Provided data ->
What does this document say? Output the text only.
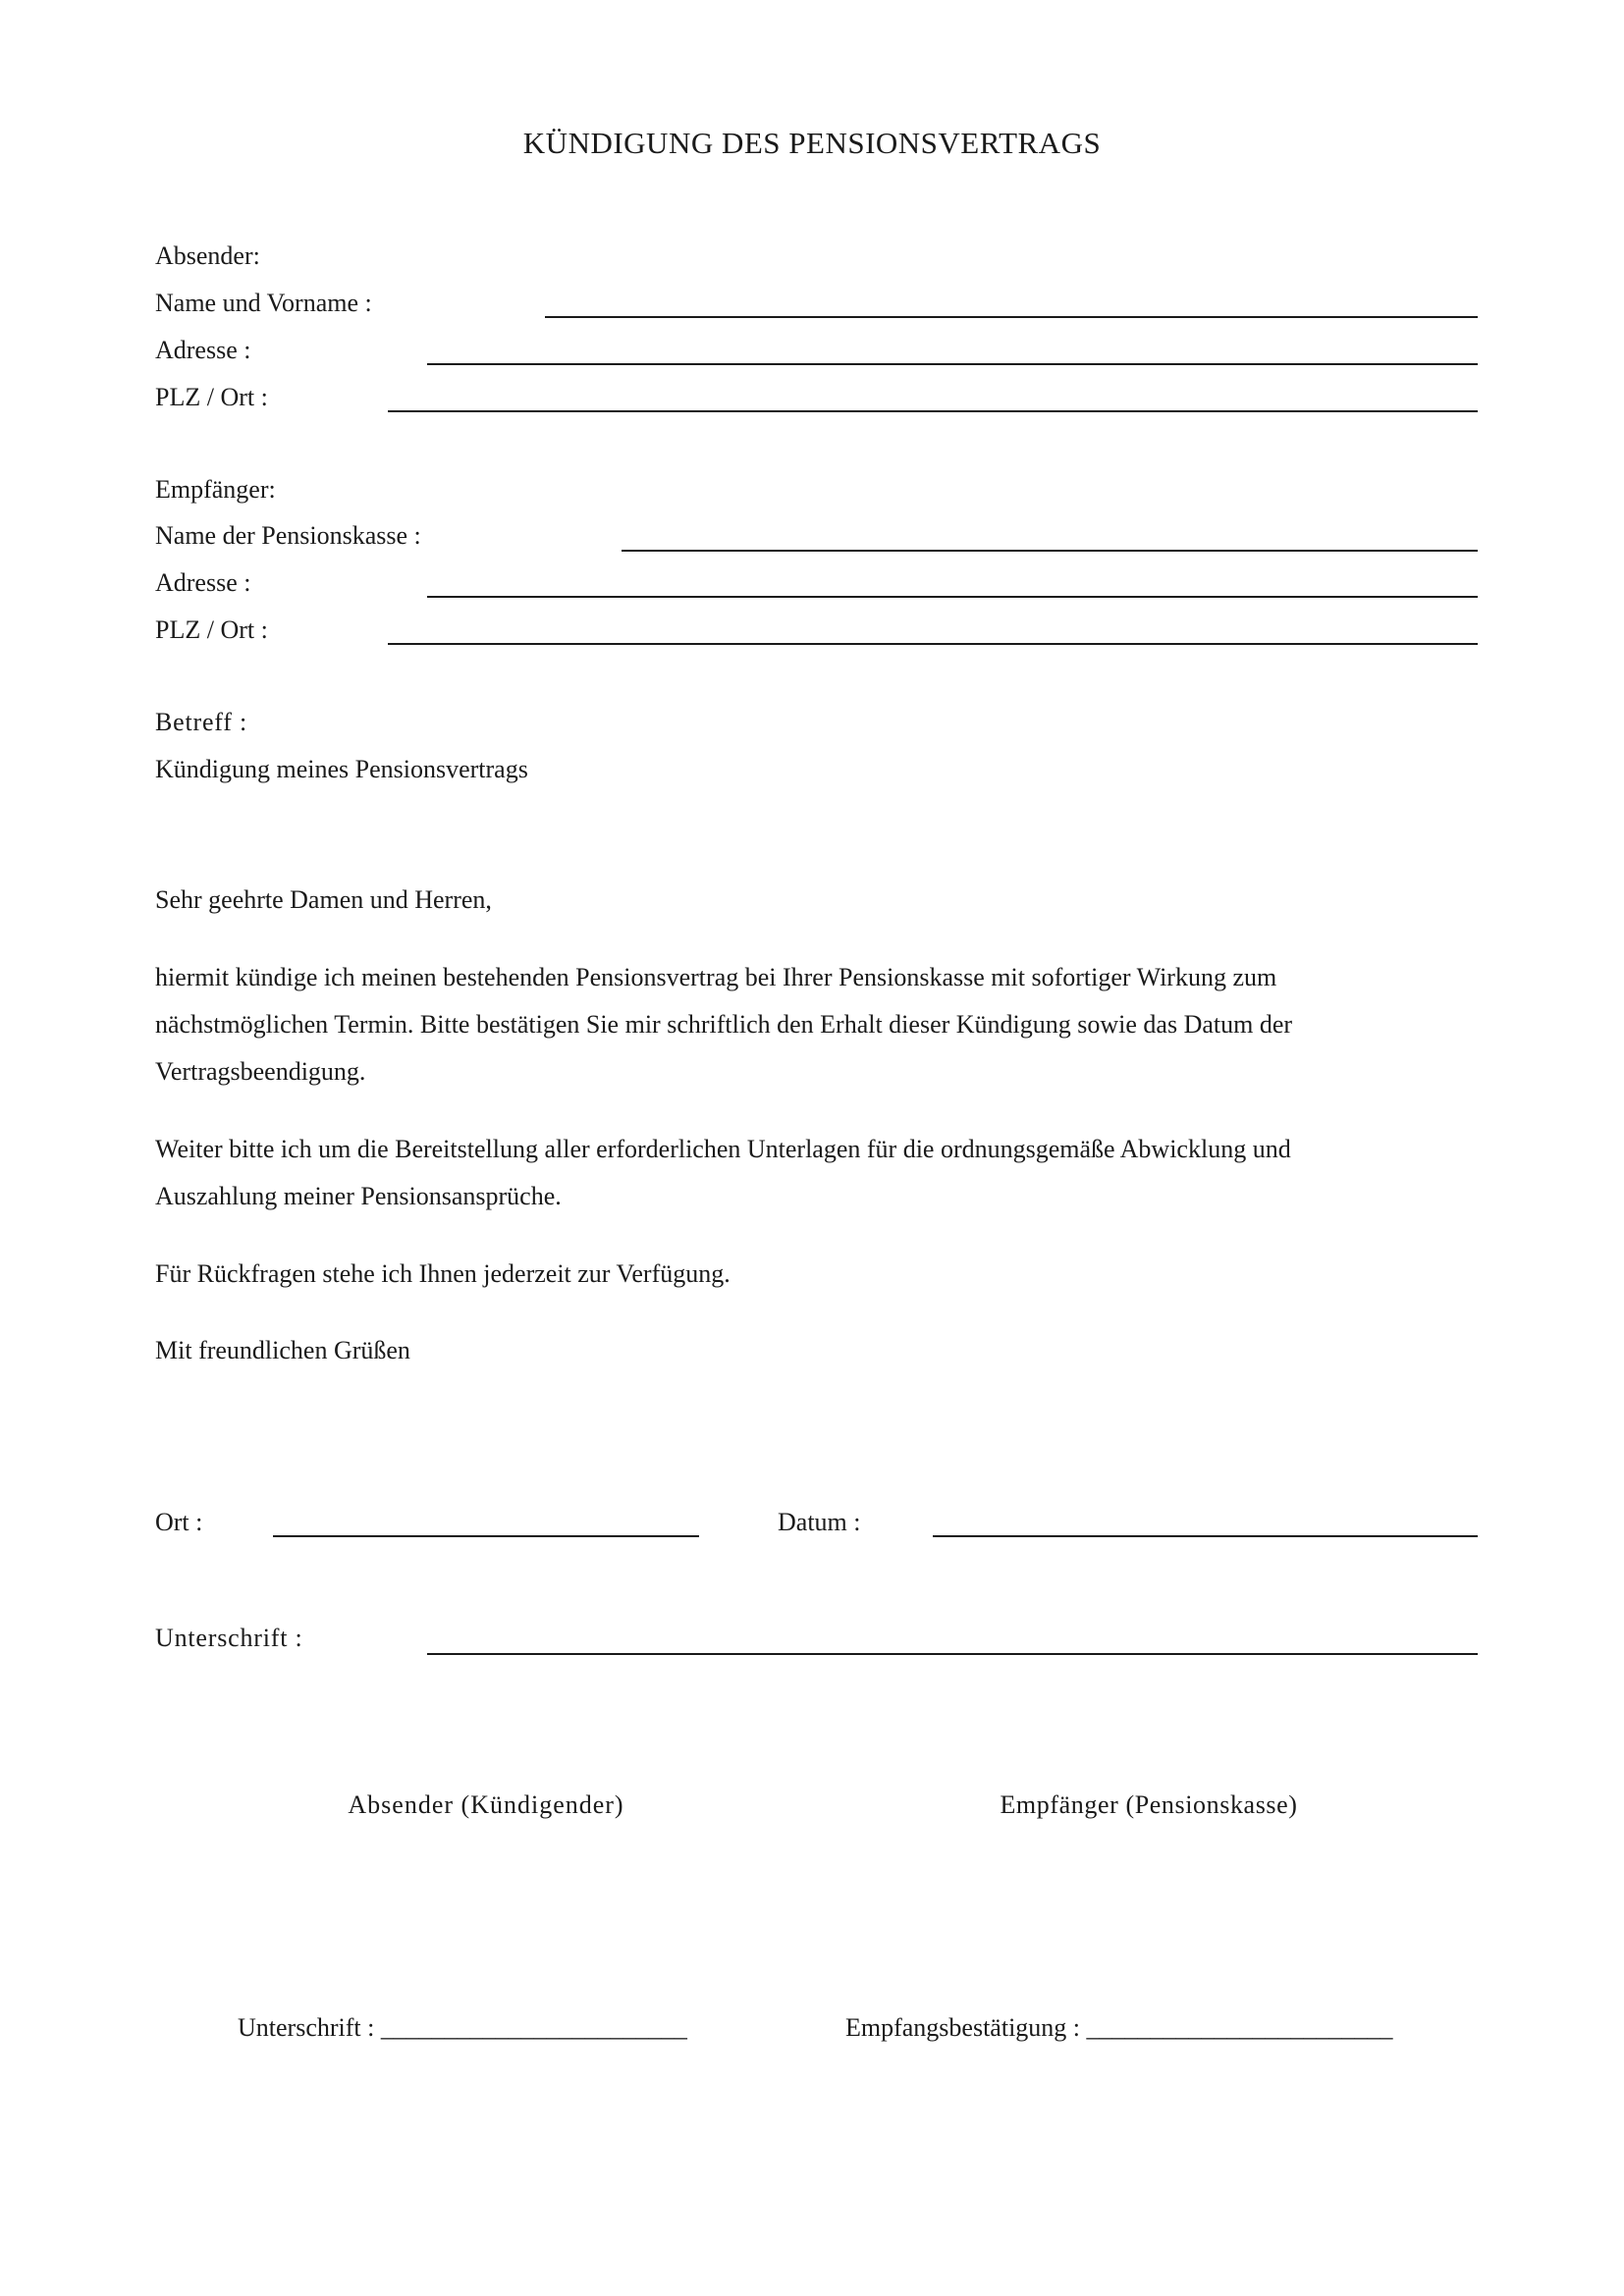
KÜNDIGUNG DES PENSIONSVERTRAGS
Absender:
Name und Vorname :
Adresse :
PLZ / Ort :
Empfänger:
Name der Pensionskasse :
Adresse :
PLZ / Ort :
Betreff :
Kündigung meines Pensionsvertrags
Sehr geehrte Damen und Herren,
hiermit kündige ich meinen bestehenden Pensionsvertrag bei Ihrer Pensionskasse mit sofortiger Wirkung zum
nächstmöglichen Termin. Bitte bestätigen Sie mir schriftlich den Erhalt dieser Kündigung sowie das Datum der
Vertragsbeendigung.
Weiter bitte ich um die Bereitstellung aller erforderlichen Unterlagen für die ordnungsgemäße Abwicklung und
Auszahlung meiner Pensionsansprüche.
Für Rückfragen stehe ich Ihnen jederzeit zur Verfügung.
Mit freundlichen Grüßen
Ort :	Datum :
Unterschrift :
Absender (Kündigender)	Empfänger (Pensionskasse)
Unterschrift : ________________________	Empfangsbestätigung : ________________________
* * *
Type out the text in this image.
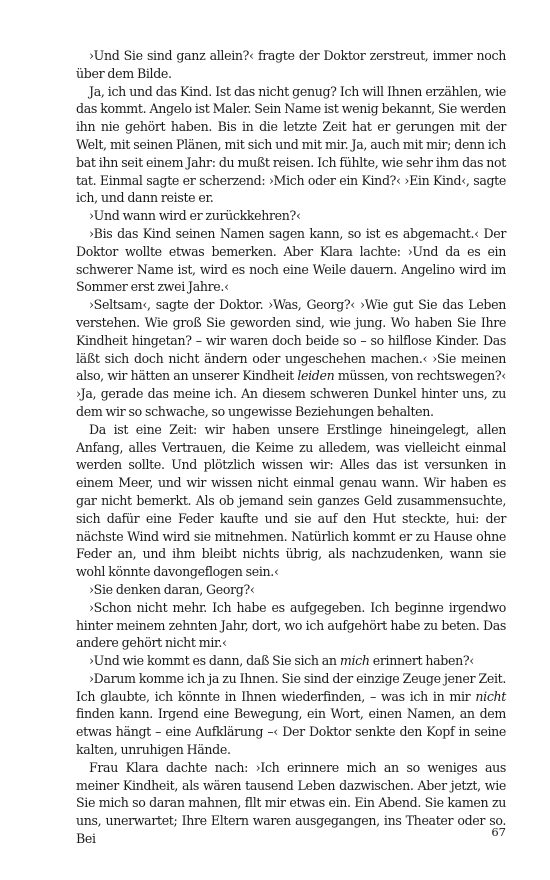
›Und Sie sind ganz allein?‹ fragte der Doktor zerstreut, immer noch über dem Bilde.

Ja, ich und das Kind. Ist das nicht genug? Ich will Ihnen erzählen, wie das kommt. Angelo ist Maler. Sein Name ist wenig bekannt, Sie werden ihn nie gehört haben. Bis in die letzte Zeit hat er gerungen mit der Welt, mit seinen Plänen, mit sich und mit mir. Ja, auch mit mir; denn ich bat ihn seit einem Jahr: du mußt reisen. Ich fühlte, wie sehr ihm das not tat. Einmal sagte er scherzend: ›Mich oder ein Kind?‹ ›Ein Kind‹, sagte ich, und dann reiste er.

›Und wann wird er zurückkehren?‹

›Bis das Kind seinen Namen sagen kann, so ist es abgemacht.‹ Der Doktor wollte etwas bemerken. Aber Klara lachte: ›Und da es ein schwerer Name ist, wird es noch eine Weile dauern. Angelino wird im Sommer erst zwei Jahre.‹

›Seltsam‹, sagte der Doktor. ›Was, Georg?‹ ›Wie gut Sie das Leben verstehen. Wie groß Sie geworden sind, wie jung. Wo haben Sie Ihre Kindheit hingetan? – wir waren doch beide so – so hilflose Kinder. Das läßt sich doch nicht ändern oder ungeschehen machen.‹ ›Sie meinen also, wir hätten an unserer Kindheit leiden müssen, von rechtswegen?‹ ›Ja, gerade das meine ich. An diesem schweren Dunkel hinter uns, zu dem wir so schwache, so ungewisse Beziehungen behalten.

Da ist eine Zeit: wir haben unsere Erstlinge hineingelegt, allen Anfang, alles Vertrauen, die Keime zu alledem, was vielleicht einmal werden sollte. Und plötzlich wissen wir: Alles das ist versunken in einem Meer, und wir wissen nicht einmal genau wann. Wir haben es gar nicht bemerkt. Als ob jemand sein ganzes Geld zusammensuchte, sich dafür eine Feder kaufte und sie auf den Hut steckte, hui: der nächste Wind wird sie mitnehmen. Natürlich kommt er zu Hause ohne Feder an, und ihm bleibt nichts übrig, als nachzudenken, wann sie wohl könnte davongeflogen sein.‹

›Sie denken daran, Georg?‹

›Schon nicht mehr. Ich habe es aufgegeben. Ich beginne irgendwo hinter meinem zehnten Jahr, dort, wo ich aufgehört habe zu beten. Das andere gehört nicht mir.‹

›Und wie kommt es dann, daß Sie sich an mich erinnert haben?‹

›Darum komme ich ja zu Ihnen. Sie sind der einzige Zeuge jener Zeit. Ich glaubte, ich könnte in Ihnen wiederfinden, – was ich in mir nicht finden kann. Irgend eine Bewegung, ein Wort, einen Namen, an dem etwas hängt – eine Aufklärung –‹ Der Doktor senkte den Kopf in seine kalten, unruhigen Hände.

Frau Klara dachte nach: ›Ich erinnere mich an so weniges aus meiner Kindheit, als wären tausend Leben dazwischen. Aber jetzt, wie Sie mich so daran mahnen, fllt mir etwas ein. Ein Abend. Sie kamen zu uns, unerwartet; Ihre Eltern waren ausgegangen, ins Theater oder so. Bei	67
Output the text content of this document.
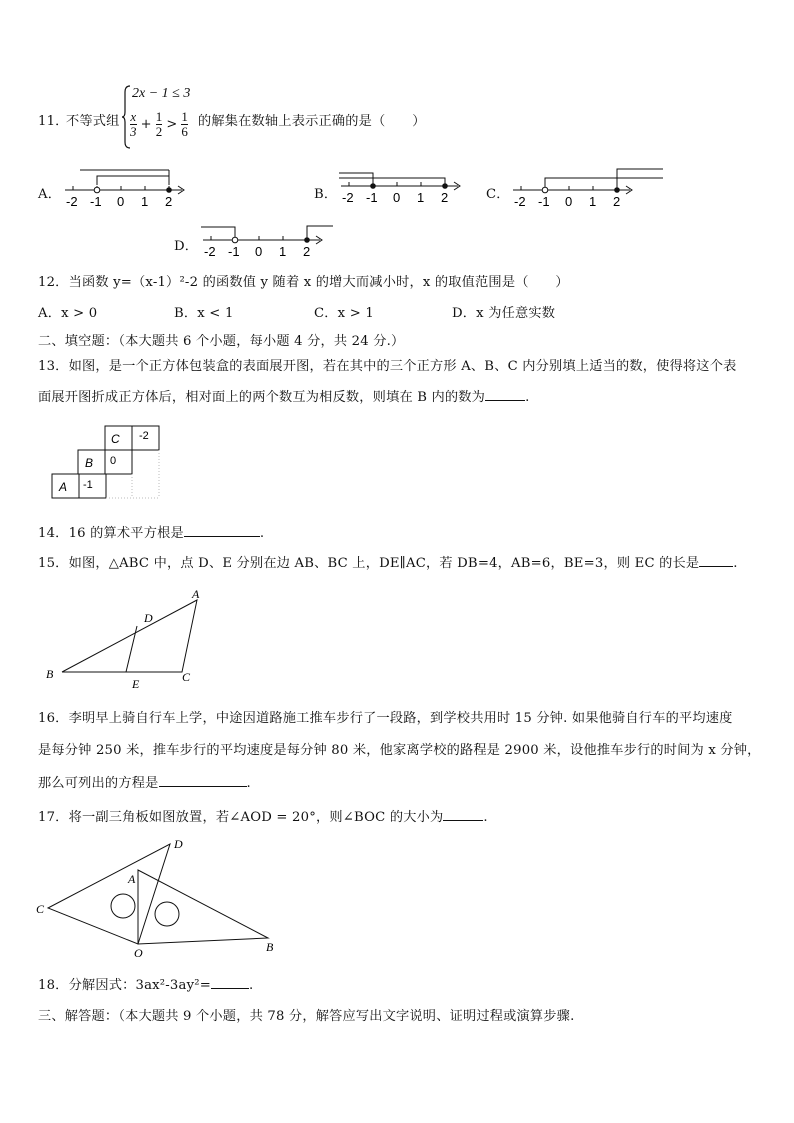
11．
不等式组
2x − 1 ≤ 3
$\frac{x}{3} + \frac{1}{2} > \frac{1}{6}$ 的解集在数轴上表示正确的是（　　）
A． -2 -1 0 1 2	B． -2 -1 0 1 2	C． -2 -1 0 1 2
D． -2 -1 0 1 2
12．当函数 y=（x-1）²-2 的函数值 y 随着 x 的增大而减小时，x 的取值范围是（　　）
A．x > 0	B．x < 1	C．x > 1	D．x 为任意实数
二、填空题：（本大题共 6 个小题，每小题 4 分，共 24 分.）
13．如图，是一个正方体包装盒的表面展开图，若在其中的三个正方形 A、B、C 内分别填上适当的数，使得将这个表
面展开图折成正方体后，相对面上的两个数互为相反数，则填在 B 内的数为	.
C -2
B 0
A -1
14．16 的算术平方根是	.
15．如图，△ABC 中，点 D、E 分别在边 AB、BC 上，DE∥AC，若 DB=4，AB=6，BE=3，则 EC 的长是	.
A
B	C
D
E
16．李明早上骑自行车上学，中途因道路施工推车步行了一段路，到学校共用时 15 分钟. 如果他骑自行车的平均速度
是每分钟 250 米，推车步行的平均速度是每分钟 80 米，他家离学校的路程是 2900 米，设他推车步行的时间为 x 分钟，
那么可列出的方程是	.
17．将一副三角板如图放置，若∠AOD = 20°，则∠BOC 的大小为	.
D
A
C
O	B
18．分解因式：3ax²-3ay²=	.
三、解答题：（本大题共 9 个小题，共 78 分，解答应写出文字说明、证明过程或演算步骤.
--
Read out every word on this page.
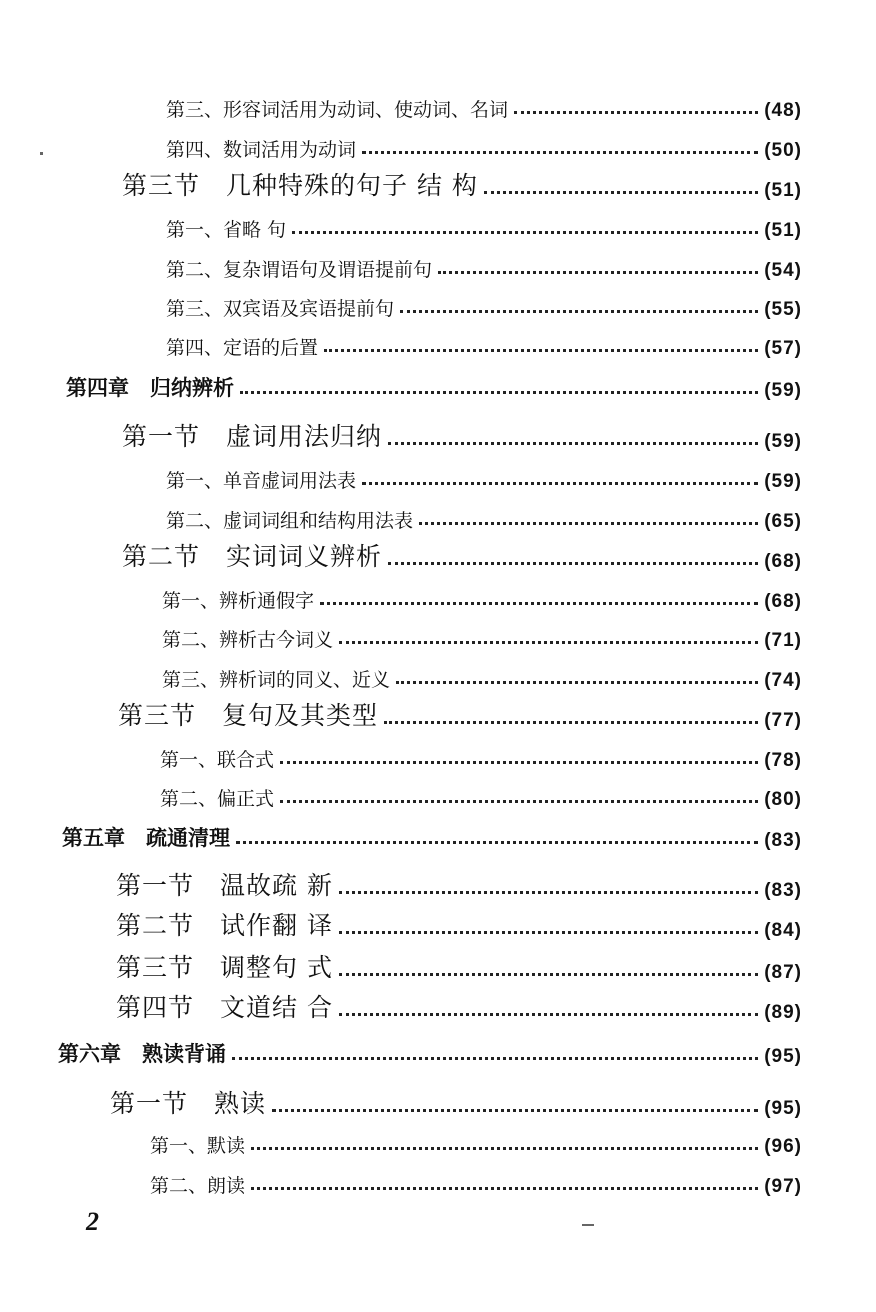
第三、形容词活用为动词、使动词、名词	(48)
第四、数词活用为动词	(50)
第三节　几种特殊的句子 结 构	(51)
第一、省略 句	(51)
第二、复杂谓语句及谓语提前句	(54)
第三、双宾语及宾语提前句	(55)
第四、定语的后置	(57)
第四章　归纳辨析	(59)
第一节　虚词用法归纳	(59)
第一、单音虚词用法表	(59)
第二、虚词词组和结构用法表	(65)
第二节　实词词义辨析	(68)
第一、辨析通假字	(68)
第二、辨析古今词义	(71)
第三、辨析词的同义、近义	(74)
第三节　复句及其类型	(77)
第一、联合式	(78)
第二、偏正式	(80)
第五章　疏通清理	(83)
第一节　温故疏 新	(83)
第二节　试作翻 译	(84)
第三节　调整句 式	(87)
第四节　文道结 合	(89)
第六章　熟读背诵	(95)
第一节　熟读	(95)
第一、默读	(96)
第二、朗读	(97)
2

Task to complete -> Show every line of the records above that contains the word "Pensionskasse".

Full response ->
Name der Pensionskasse :
hiermit kündige ich meinen bestehenden Pensionsvertrag bei Ihrer Pensionskasse mit sofortiger Wirkung zum
Absender (Kündigender)	Empfänger (Pensionskasse)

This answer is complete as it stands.